◆ Aim: For the entries that follow, tally the lines holding the string "title". Give the total and nothing else.
— Begin Provided data —
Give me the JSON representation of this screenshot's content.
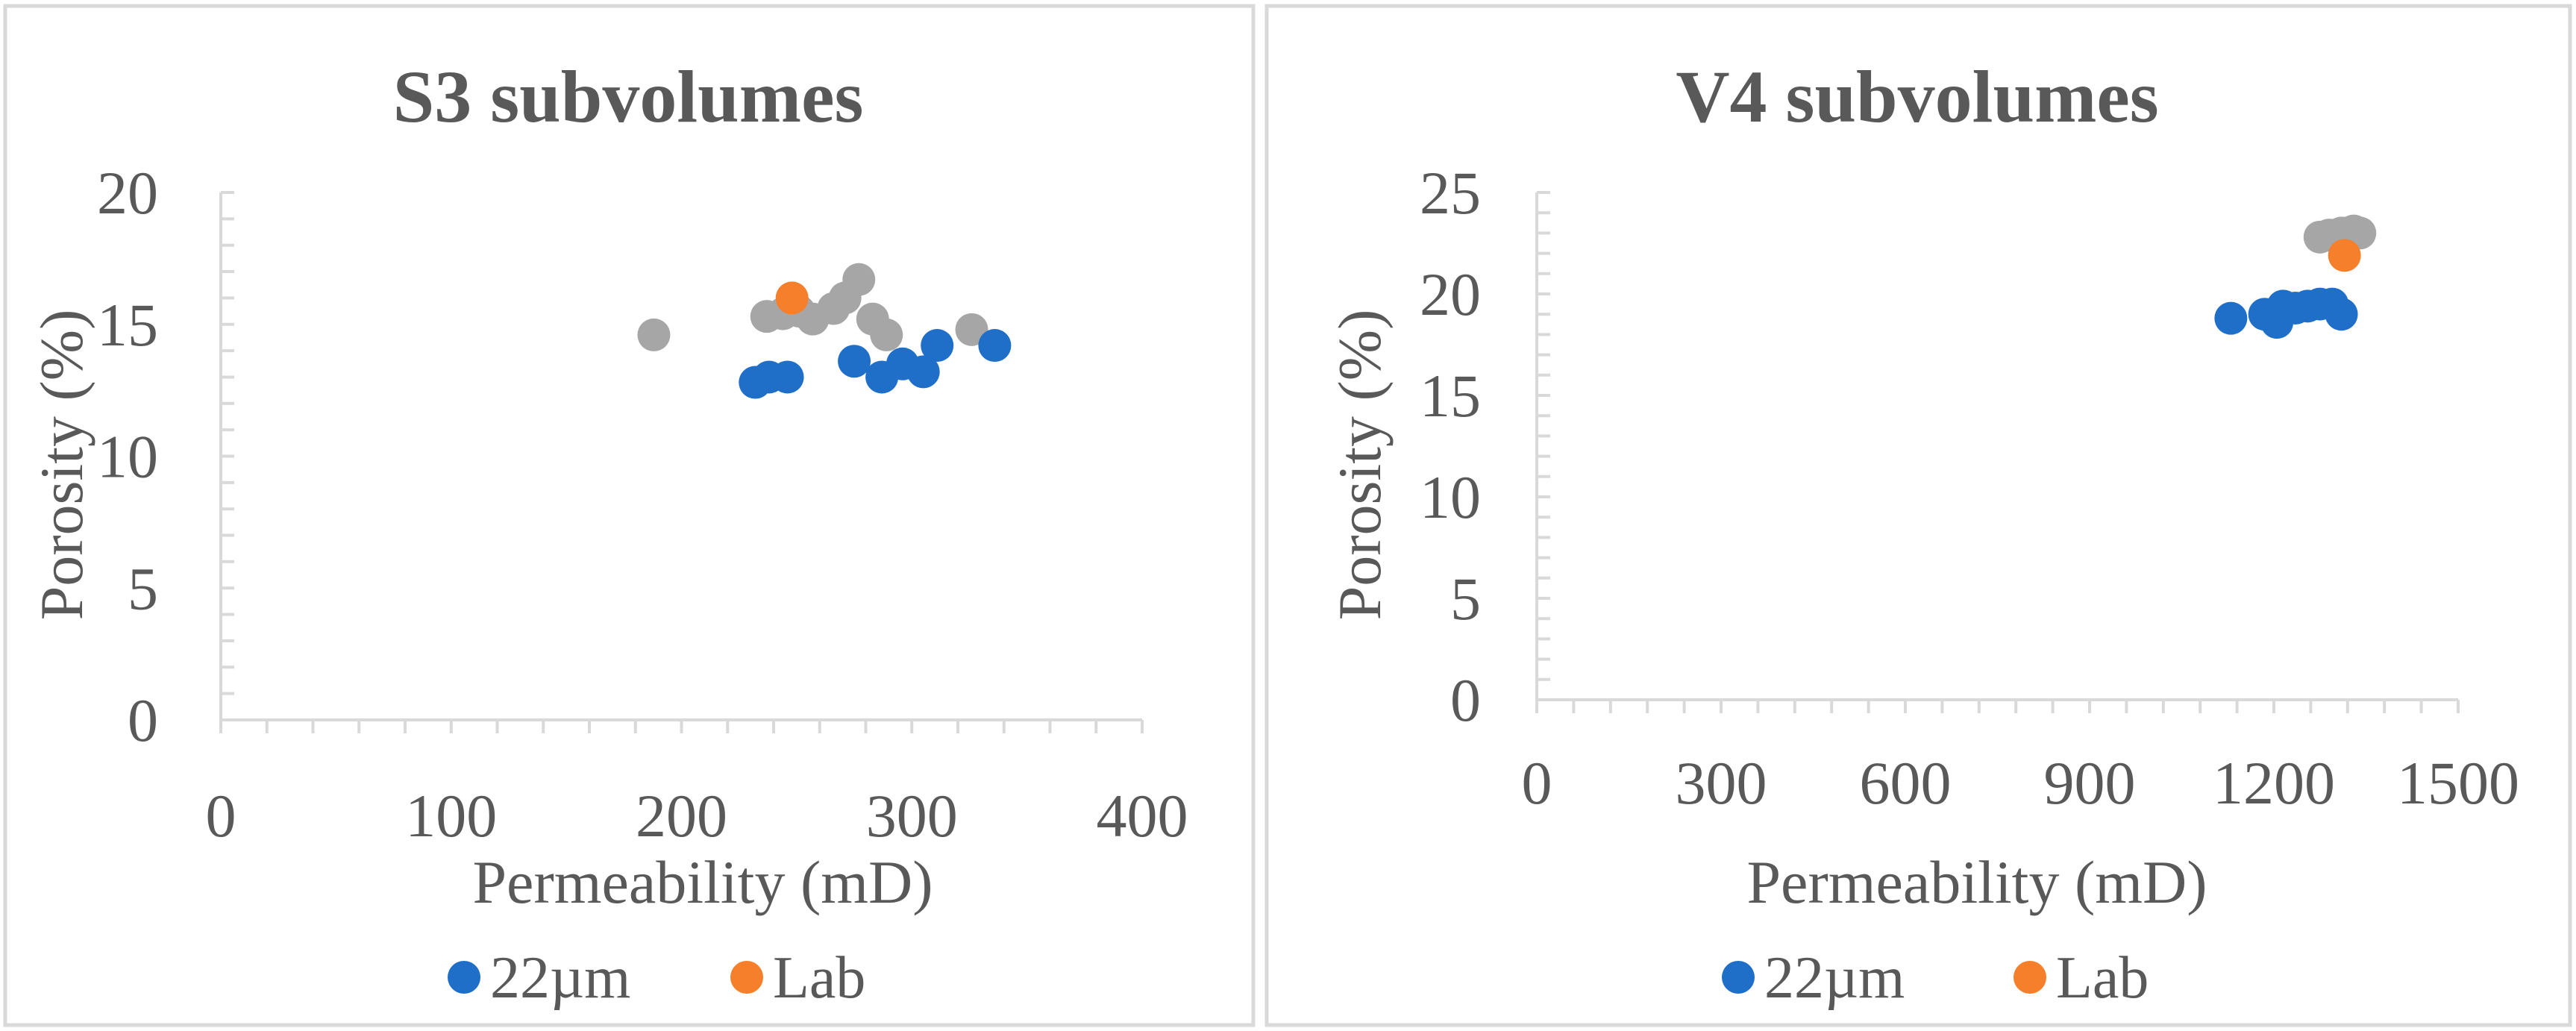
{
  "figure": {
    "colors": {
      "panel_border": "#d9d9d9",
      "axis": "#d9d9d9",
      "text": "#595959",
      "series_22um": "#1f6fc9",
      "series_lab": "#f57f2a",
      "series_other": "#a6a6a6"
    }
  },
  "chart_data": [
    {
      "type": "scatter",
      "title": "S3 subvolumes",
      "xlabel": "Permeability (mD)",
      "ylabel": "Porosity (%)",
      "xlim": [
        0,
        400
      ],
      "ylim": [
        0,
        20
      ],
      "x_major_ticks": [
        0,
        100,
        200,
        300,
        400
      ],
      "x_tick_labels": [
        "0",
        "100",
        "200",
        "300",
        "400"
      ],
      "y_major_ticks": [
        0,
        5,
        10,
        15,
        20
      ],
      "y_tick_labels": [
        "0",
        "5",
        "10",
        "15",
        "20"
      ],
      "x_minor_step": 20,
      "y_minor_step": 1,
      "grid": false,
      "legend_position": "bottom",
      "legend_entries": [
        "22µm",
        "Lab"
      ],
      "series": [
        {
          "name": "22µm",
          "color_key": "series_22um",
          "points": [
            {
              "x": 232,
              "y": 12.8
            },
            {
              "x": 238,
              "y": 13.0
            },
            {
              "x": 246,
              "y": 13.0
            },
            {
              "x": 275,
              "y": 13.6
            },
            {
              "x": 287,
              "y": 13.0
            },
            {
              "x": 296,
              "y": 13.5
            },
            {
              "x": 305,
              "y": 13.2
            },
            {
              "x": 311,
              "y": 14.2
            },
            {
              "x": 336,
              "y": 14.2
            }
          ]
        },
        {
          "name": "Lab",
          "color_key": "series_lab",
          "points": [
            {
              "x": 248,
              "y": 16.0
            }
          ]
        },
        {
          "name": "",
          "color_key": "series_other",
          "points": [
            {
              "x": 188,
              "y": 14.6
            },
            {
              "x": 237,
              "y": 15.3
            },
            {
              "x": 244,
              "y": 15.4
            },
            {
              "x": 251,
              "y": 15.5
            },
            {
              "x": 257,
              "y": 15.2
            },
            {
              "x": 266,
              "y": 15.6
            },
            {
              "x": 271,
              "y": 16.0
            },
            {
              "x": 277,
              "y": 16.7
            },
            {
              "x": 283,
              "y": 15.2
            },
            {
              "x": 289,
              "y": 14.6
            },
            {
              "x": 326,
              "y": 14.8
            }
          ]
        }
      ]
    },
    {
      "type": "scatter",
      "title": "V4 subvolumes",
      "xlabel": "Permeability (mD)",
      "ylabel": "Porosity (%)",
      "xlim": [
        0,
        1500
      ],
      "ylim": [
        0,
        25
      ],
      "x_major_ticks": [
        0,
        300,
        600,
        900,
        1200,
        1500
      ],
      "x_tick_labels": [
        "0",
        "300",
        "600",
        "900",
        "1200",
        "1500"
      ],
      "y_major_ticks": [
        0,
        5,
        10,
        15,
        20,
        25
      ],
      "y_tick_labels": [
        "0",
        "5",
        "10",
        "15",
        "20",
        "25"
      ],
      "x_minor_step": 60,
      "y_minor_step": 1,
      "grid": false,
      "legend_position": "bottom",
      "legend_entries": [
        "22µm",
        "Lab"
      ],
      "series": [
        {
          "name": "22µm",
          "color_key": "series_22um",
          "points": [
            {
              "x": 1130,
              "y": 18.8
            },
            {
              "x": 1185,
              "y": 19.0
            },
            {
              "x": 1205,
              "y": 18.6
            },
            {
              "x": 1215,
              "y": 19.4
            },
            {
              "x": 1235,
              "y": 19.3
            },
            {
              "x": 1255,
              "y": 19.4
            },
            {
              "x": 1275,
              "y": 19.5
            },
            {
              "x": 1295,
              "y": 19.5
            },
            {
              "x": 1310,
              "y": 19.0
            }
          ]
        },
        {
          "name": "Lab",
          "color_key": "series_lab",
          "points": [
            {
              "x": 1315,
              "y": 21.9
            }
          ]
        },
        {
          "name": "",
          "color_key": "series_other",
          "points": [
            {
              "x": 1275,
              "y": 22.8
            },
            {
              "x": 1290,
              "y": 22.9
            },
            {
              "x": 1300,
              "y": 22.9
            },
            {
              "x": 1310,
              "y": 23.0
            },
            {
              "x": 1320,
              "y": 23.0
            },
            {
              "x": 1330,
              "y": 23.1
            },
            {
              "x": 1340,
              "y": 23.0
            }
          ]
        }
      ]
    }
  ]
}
— End Provided data —
◆ Exercise solution: 2